--- begin DATA ENTRIES ---
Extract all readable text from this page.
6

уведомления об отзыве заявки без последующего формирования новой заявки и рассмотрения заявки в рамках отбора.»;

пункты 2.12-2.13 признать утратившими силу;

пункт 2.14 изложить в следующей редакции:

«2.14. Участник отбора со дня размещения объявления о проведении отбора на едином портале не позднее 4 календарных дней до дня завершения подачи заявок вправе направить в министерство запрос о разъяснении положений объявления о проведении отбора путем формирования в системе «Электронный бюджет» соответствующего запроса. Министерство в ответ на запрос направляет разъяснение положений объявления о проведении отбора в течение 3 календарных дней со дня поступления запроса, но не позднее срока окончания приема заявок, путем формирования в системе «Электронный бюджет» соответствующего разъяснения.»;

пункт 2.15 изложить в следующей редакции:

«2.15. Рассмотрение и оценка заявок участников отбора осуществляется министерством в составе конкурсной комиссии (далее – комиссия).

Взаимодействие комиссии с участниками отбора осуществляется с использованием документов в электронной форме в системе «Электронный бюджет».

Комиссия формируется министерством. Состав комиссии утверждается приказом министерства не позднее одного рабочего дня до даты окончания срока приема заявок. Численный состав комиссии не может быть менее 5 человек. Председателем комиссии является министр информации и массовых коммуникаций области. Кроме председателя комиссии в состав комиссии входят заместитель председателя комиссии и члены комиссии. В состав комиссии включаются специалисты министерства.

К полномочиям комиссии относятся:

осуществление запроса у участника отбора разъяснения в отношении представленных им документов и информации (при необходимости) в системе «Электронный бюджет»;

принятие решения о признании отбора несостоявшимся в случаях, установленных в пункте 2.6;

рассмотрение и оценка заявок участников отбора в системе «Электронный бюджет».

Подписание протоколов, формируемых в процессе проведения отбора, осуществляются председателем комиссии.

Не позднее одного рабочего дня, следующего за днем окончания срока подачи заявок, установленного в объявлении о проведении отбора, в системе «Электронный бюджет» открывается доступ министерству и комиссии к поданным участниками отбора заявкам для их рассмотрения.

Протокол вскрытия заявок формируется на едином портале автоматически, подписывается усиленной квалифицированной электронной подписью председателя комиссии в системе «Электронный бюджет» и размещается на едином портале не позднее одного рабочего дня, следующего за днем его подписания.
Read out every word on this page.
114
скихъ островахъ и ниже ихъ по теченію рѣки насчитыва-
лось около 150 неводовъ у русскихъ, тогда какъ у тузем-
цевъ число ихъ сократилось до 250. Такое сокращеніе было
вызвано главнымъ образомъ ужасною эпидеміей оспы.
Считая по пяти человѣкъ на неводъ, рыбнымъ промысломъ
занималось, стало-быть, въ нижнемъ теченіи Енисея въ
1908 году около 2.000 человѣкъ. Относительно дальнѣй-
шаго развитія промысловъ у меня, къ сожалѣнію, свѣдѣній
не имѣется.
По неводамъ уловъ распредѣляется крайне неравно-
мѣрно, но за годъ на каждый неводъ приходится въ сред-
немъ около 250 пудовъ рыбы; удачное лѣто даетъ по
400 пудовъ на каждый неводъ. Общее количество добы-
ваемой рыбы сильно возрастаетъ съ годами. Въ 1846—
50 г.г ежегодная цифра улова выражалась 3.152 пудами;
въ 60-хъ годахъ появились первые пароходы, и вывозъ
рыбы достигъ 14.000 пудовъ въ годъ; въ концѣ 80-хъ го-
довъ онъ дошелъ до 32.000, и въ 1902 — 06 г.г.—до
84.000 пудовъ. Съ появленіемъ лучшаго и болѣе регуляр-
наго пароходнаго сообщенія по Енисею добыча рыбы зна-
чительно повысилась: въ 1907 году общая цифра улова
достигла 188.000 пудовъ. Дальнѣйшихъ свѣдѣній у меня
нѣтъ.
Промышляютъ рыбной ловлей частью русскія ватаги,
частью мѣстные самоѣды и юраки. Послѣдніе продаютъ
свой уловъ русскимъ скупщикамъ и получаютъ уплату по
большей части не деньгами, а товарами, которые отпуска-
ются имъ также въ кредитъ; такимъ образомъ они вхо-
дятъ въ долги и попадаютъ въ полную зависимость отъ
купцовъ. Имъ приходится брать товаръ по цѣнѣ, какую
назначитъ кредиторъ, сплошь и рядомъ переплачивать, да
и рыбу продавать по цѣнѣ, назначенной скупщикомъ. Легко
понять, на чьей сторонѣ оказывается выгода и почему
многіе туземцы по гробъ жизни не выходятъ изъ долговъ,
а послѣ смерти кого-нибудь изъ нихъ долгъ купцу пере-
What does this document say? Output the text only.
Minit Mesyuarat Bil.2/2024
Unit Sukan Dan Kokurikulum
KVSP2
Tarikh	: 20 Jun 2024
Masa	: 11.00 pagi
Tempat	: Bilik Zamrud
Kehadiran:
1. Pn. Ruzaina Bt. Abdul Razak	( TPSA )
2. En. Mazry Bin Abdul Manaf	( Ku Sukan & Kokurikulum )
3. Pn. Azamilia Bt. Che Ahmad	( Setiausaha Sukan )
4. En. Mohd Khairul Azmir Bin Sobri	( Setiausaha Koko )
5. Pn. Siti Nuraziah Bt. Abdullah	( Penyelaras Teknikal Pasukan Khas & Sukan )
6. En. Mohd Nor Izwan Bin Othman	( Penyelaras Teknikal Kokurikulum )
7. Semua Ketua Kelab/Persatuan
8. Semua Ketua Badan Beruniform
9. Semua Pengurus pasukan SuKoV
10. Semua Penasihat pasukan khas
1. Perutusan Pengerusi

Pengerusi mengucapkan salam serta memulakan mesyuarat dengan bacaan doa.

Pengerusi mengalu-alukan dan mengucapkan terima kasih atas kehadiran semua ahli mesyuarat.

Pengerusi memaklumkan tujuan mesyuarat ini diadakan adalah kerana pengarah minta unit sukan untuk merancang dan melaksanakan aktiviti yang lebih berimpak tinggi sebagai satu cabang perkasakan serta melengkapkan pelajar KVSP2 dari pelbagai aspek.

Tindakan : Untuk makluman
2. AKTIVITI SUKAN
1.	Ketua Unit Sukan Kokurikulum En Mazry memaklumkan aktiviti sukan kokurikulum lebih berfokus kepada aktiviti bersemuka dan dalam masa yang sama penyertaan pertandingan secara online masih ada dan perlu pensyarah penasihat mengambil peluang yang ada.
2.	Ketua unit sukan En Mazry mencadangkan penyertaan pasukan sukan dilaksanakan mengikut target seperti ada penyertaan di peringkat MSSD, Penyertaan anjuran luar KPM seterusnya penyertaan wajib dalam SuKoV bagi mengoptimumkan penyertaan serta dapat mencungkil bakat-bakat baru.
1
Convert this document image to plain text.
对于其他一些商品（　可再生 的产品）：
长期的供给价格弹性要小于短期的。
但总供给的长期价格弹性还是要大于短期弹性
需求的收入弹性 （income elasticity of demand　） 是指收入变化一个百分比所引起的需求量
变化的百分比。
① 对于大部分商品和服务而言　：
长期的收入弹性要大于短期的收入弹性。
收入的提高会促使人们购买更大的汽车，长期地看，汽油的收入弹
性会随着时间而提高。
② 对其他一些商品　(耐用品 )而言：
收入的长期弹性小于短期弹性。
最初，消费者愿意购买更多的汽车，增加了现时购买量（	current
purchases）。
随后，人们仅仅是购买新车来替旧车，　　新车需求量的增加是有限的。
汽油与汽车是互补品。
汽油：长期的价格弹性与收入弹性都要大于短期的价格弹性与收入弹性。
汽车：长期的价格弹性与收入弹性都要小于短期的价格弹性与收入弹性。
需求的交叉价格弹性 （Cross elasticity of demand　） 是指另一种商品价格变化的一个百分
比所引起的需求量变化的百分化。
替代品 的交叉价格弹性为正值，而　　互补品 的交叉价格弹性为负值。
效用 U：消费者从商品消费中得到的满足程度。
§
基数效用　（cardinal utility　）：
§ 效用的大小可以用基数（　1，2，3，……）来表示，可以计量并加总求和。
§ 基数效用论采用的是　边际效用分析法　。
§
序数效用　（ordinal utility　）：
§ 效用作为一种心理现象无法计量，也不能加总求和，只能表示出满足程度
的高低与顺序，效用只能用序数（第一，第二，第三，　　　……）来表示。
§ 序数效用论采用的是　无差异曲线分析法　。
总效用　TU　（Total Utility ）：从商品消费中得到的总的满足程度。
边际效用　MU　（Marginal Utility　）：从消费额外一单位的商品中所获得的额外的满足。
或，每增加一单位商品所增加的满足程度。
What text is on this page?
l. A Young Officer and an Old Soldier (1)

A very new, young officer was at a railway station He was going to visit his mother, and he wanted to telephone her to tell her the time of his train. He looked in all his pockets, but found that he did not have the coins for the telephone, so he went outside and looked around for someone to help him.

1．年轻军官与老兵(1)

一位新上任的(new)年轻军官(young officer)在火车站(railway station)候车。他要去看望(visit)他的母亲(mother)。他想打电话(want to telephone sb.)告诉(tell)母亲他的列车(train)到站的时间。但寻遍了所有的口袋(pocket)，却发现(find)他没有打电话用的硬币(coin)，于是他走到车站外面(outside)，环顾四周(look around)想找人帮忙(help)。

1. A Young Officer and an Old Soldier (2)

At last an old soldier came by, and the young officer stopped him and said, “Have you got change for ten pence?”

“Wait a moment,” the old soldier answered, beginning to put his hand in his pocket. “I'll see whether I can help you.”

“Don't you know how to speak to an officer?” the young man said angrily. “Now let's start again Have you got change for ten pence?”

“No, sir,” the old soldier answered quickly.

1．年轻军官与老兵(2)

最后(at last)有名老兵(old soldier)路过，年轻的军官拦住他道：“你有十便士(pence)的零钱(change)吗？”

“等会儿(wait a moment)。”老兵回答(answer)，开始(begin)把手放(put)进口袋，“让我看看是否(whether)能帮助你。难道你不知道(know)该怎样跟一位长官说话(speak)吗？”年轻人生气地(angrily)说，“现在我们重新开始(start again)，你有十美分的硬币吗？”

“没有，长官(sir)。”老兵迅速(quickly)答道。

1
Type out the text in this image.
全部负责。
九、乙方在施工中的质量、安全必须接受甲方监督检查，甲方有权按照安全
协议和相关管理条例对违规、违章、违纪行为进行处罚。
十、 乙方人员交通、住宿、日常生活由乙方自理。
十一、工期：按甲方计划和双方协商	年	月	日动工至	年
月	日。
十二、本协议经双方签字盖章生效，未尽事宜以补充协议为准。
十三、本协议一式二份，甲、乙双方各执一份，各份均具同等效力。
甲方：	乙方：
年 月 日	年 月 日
--- end DATA ENTRIES ---
Show every line where the string "train" appears.

A very new, young officer was at a railway station He was going to visit his mother, and he wanted to telephone her to tell her the time of his train. He looked in all his pockets, but found that he did not have the coins for the telephone, so he went outside and looked around for someone to help him.
一位新上任的(new)年轻军官(young officer)在火车站(railway station)候车。他要去看望(visit)他的母亲(mother)。他想打电话(want to telephone sb.)告诉(tell)母亲他的列车(train)到站的时间。但寻遍了所有的口袋(pocket)，却发现(find)他没有打电话用的硬币(coin)，于是他走到车站外面(outside)，环顾四周(look around)想找人帮忙(help)。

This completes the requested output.